## WHAT IS EXPECTED
Leave out the pictures and repeat every record exactly.

_____

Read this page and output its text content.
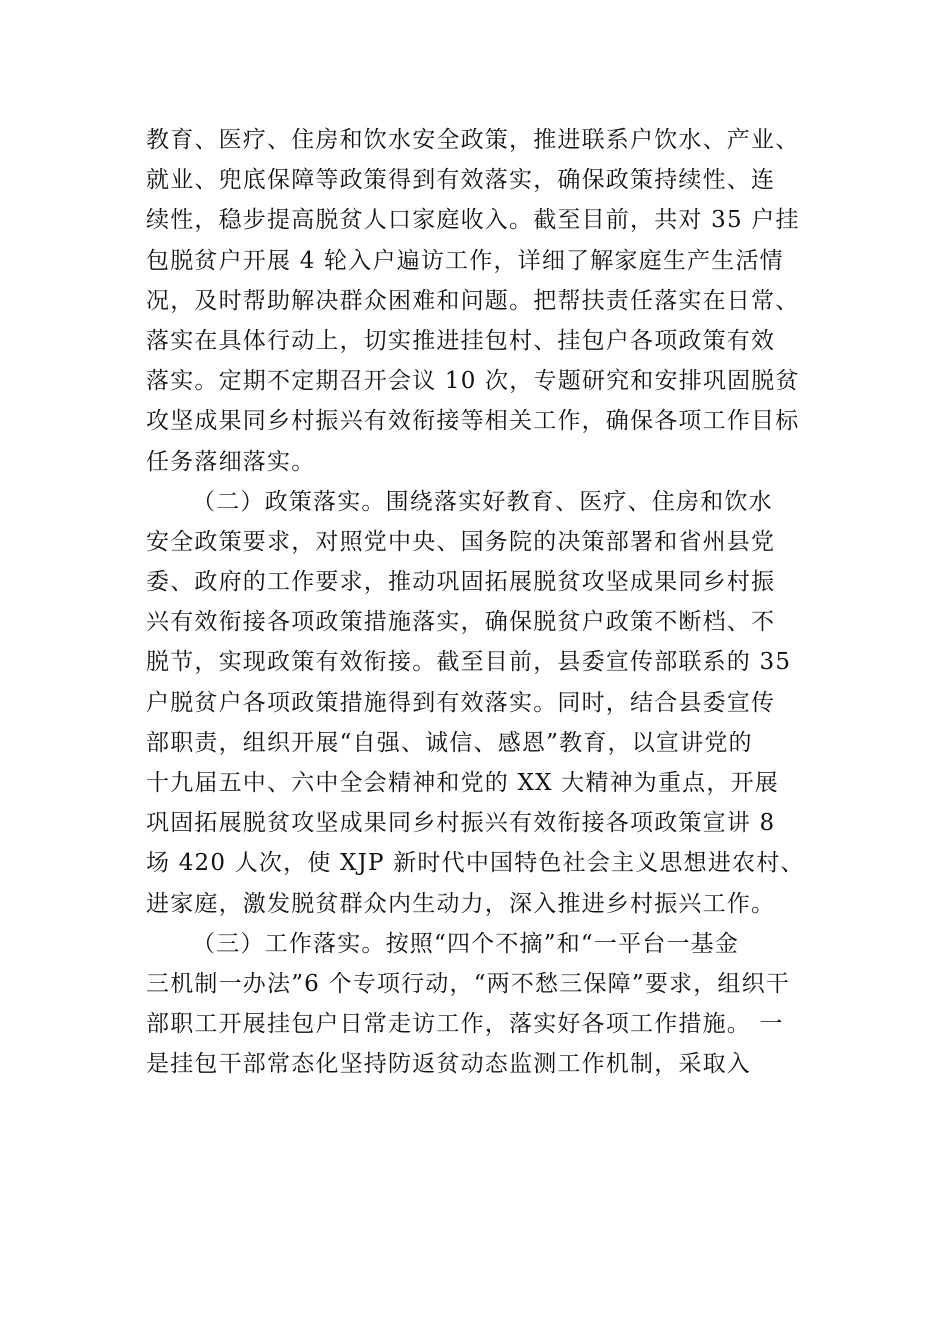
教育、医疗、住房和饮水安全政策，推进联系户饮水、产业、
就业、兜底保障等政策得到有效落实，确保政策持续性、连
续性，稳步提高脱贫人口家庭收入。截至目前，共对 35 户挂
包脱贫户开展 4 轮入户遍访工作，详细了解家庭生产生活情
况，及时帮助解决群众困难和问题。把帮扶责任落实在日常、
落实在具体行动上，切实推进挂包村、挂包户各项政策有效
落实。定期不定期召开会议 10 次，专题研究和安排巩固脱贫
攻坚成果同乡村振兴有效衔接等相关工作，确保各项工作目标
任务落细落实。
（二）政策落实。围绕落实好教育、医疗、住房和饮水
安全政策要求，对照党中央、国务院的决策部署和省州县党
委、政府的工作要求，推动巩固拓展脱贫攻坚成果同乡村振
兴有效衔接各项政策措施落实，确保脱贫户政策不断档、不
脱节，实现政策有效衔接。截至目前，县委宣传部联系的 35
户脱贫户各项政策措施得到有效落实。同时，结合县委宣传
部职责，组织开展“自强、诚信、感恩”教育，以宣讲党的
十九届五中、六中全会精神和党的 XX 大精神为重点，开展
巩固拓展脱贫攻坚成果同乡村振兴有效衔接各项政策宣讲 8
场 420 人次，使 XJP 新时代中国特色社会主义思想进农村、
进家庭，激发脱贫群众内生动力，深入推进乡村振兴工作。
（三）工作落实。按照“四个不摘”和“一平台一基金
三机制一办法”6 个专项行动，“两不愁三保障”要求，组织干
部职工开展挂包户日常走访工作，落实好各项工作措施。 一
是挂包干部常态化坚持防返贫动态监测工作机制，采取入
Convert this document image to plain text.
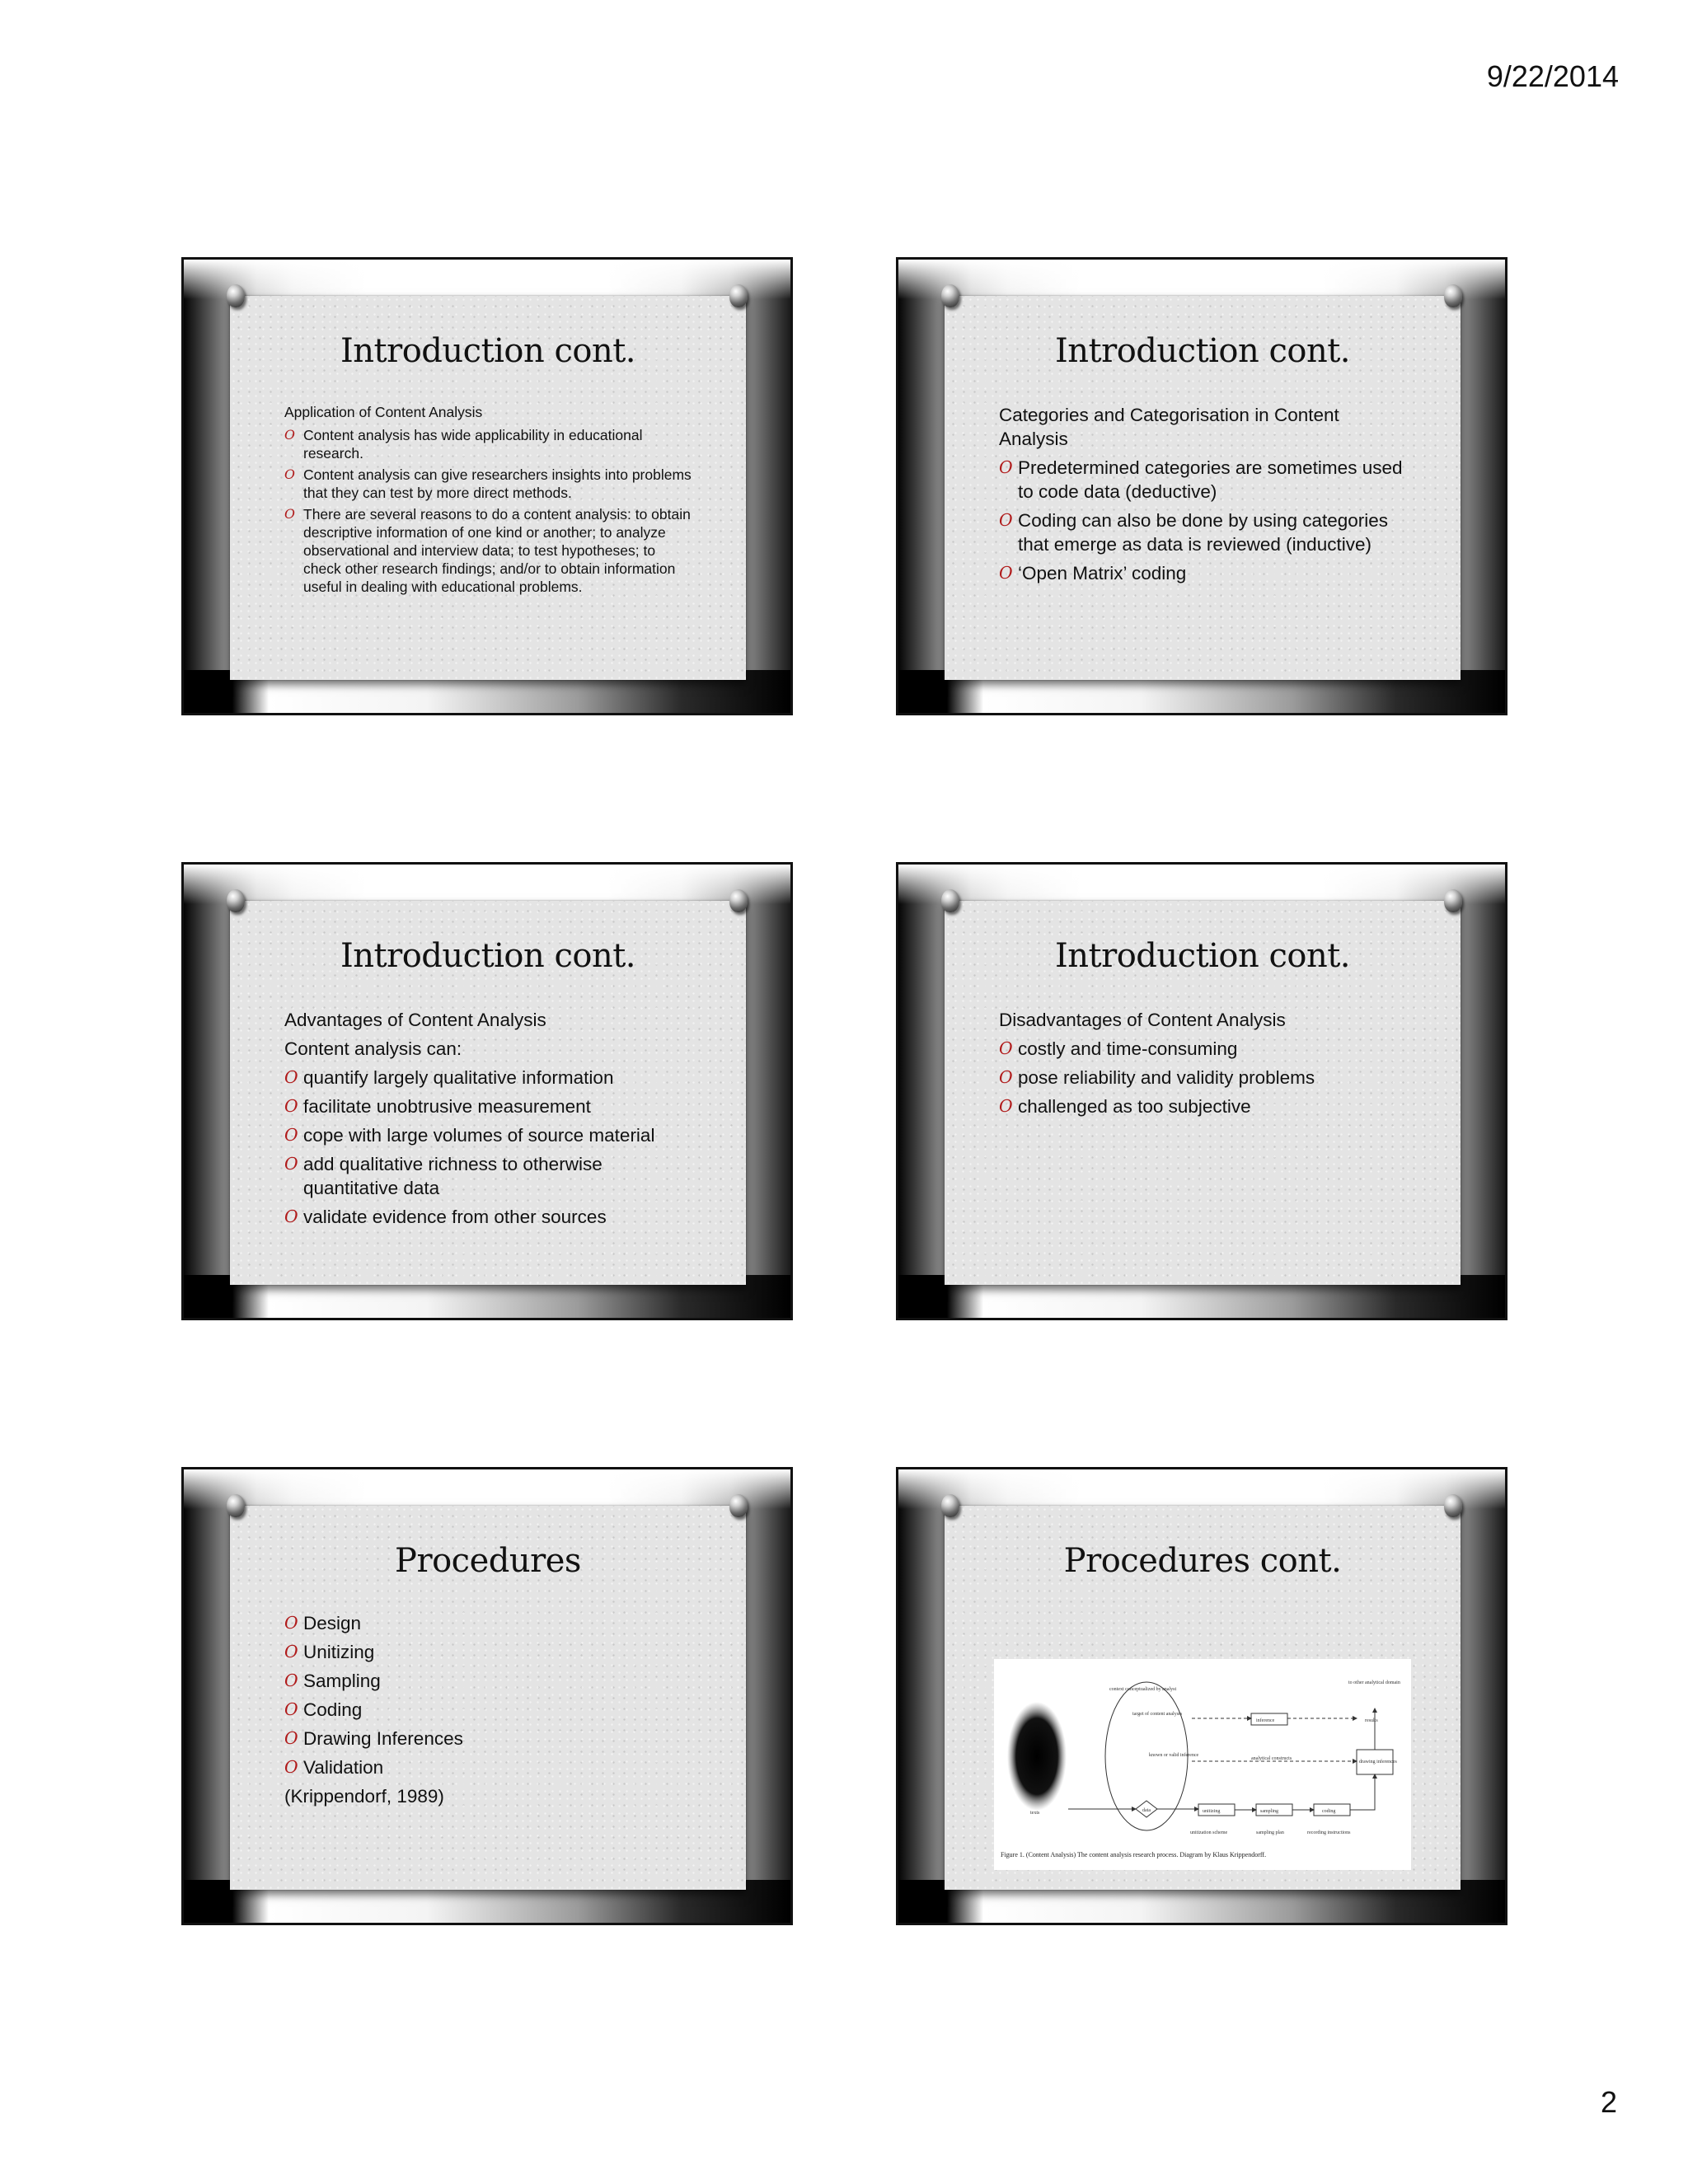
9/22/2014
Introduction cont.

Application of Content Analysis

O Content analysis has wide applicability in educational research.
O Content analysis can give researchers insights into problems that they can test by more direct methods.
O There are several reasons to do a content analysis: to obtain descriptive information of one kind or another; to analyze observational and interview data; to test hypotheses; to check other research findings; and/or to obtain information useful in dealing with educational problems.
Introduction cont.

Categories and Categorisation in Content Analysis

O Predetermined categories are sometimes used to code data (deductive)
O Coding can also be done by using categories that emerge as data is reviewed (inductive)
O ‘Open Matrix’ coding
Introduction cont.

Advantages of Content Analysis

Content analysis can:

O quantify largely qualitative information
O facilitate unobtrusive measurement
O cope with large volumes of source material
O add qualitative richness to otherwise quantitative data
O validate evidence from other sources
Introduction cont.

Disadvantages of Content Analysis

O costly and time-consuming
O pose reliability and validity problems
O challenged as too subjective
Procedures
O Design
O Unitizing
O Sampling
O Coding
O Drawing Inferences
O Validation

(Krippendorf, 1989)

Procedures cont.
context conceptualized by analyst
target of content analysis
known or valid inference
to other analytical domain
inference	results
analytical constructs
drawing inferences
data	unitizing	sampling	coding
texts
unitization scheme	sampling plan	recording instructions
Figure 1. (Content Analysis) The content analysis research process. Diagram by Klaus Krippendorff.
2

_____

## FINAL RESULT
Read this page and output its text content.
教育、医疗、住房和饮水安全政策，推进联系户饮水、产业、
就业、兜底保障等政策得到有效落实，确保政策持续性、连
续性，稳步提高脱贫人口家庭收入。截至目前，共对 35 户挂
包脱贫户开展 4 轮入户遍访工作，详细了解家庭生产生活情
况，及时帮助解决群众困难和问题。把帮扶责任落实在日常、
落实在具体行动上，切实推进挂包村、挂包户各项政策有效
落实。定期不定期召开会议 10 次，专题研究和安排巩固脱贫
攻坚成果同乡村振兴有效衔接等相关工作，确保各项工作目标
任务落细落实。
（二）政策落实。围绕落实好教育、医疗、住房和饮水
安全政策要求，对照党中央、国务院的决策部署和省州县党
委、政府的工作要求，推动巩固拓展脱贫攻坚成果同乡村振
兴有效衔接各项政策措施落实，确保脱贫户政策不断档、不
脱节，实现政策有效衔接。截至目前，县委宣传部联系的 35
户脱贫户各项政策措施得到有效落实。同时，结合县委宣传
部职责，组织开展“自强、诚信、感恩”教育，以宣讲党的
十九届五中、六中全会精神和党的 XX 大精神为重点，开展
巩固拓展脱贫攻坚成果同乡村振兴有效衔接各项政策宣讲 8
场 420 人次，使 XJP 新时代中国特色社会主义思想进农村、
进家庭，激发脱贫群众内生动力，深入推进乡村振兴工作。
（三）工作落实。按照“四个不摘”和“一平台一基金
三机制一办法”6 个专项行动，“两不愁三保障”要求，组织干
部职工开展挂包户日常走访工作，落实好各项工作措施。 一
是挂包干部常态化坚持防返贫动态监测工作机制，采取入
Convert this document image to plain text.
9/22/2014
Introduction cont.

Application of Content Analysis

O Content analysis has wide applicability in educational research.
O Content analysis can give researchers insights into problems that they can test by more direct methods.
O There are several reasons to do a content analysis: to obtain descriptive information of one kind or another; to analyze observational and interview data; to test hypotheses; to check other research findings; and/or to obtain information useful in dealing with educational problems.
Introduction cont.

Categories and Categorisation in Content Analysis

O Predetermined categories are sometimes used to code data (deductive)
O Coding can also be done by using categories that emerge as data is reviewed (inductive)
O ‘Open Matrix’ coding
Introduction cont.

Advantages of Content Analysis

Content analysis can:

O quantify largely qualitative information
O facilitate unobtrusive measurement
O cope with large volumes of source material
O add qualitative richness to otherwise quantitative data
O validate evidence from other sources
Introduction cont.

Disadvantages of Content Analysis

O costly and time-consuming
O pose reliability and validity problems
O challenged as too subjective
Procedures
O Design
O Unitizing
O Sampling
O Coding
O Drawing Inferences
O Validation

(Krippendorf, 1989)

Procedures cont.
context conceptualized by analyst
target of content analysis
known or valid inference
to other analytical domain
inference	results
analytical constructs
drawing inferences
data	unitizing	sampling	coding
texts
unitization scheme	sampling plan	recording instructions
Figure 1. (Content Analysis) The content analysis research process. Diagram by Klaus Krippendorff.
2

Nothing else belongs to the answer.